Work instructions :: Reproduce all of the material word for word.

Dataset extract ::
--- BEGIN ---
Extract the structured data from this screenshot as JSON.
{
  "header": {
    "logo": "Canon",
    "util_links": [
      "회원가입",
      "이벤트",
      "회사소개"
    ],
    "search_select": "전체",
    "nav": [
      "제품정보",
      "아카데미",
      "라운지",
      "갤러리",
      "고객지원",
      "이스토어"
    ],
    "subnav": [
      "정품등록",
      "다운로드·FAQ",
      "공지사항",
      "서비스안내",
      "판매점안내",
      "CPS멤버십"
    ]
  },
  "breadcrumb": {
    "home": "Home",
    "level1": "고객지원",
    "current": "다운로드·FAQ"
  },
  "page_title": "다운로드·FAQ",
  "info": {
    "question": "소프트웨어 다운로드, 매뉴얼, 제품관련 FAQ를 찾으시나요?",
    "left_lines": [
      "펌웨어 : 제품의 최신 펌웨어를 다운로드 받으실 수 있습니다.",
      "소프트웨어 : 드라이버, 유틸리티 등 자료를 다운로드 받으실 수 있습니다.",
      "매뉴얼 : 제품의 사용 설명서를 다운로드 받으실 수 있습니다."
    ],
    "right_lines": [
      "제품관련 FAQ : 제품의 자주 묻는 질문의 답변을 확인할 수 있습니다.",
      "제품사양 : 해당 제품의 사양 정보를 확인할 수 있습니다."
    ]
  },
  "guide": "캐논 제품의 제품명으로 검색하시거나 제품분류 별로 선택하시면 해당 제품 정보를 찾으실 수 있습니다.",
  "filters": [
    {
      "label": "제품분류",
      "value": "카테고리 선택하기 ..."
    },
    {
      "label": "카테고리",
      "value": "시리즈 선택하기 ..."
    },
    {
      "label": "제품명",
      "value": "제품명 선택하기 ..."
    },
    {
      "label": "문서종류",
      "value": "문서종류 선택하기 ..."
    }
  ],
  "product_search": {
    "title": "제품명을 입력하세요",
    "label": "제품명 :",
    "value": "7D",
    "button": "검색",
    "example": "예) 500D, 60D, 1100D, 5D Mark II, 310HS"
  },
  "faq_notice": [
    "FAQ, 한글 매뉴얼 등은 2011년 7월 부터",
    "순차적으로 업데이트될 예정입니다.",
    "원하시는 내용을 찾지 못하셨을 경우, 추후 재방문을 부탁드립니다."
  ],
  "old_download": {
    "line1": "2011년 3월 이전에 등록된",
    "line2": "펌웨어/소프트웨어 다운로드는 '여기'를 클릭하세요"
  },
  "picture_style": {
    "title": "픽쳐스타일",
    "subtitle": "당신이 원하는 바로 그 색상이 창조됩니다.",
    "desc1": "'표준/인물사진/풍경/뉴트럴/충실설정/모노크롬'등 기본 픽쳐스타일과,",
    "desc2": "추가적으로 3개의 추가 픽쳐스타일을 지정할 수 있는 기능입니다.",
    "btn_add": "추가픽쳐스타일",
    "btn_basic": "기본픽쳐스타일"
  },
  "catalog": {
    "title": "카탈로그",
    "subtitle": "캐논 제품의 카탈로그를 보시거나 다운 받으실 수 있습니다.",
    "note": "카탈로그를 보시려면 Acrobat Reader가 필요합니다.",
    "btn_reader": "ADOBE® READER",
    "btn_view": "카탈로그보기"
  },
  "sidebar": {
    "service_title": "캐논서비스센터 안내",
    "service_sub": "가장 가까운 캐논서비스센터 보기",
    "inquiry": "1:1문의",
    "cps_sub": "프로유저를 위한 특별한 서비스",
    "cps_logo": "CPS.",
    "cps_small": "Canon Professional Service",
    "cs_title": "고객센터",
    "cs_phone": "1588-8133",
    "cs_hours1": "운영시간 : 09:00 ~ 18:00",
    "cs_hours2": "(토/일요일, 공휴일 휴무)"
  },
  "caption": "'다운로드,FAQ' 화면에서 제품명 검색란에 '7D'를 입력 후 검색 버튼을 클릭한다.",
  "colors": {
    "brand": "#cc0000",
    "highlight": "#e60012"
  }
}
--- END ---
Exercise answer ::
Extract the structured data from this screenshot as JSON.
{
  "header": {
    "logo": "Canon",
    "util_links": [
      "회원가입",
      "이벤트",
      "회사소개"
    ],
    "search_select": "전체",
    "nav": [
      "제품정보",
      "아카데미",
      "라운지",
      "갤러리",
      "고객지원",
      "이스토어"
    ],
    "subnav": [
      "정품등록",
      "다운로드·FAQ",
      "공지사항",
      "서비스안내",
      "판매점안내",
      "CPS멤버십"
    ]
  },
  "breadcrumb": {
    "home": "Home",
    "level1": "고객지원",
    "current": "다운로드·FAQ"
  },
  "page_title": "다운로드·FAQ",
  "info": {
    "question": "소프트웨어 다운로드, 매뉴얼, 제품관련 FAQ를 찾으시나요?",
    "left_lines": [
      "펌웨어 : 제품의 최신 펌웨어를 다운로드 받으실 수 있습니다.",
      "소프트웨어 : 드라이버, 유틸리티 등 자료를 다운로드 받으실 수 있습니다.",
      "매뉴얼 : 제품의 사용 설명서를 다운로드 받으실 수 있습니다."
    ],
    "right_lines": [
      "제품관련 FAQ : 제품의 자주 묻는 질문의 답변을 확인할 수 있습니다.",
      "제품사양 : 해당 제품의 사양 정보를 확인할 수 있습니다."
    ]
  },
  "guide": "캐논 제품의 제품명으로 검색하시거나 제품분류 별로 선택하시면 해당 제품 정보를 찾으실 수 있습니다.",
  "filters": [
    {
      "label": "제품분류",
      "value": "카테고리 선택하기 ..."
    },
    {
      "label": "카테고리",
      "value": "시리즈 선택하기 ..."
    },
    {
      "label": "제품명",
      "value": "제품명 선택하기 ..."
    },
    {
      "label": "문서종류",
      "value": "문서종류 선택하기 ..."
    }
  ],
  "product_search": {
    "title": "제품명을 입력하세요",
    "label": "제품명 :",
    "value": "7D",
    "button": "검색",
    "example": "예) 500D, 60D, 1100D, 5D Mark II, 310HS"
  },
  "faq_notice": [
    "FAQ, 한글 매뉴얼 등은 2011년 7월 부터",
    "순차적으로 업데이트될 예정입니다.",
    "원하시는 내용을 찾지 못하셨을 경우, 추후 재방문을 부탁드립니다."
  ],
  "old_download": {
    "line1": "2011년 3월 이전에 등록된",
    "line2": "펌웨어/소프트웨어 다운로드는 '여기'를 클릭하세요"
  },
  "picture_style": {
    "title": "픽쳐스타일",
    "subtitle": "당신이 원하는 바로 그 색상이 창조됩니다.",
    "desc1": "'표준/인물사진/풍경/뉴트럴/충실설정/모노크롬'등 기본 픽쳐스타일과,",
    "desc2": "추가적으로 3개의 추가 픽쳐스타일을 지정할 수 있는 기능입니다.",
    "btn_add": "추가픽쳐스타일",
    "btn_basic": "기본픽쳐스타일"
  },
  "catalog": {
    "title": "카탈로그",
    "subtitle": "캐논 제품의 카탈로그를 보시거나 다운 받으실 수 있습니다.",
    "note": "카탈로그를 보시려면 Acrobat Reader가 필요합니다.",
    "btn_reader": "ADOBE® READER",
    "btn_view": "카탈로그보기"
  },
  "sidebar": {
    "service_title": "캐논서비스센터 안내",
    "service_sub": "가장 가까운 캐논서비스센터 보기",
    "inquiry": "1:1문의",
    "cps_sub": "프로유저를 위한 특별한 서비스",
    "cps_logo": "CPS.",
    "cps_small": "Canon Professional Service",
    "cs_title": "고객센터",
    "cs_phone": "1588-8133",
    "cs_hours1": "운영시간 : 09:00 ~ 18:00",
    "cs_hours2": "(토/일요일, 공휴일 휴무)"
  },
  "caption": "'다운로드,FAQ' 화면에서 제품명 검색란에 '7D'를 입력 후 검색 버튼을 클릭한다.",
  "colors": {
    "brand": "#cc0000",
    "highlight": "#e60012"
  }
}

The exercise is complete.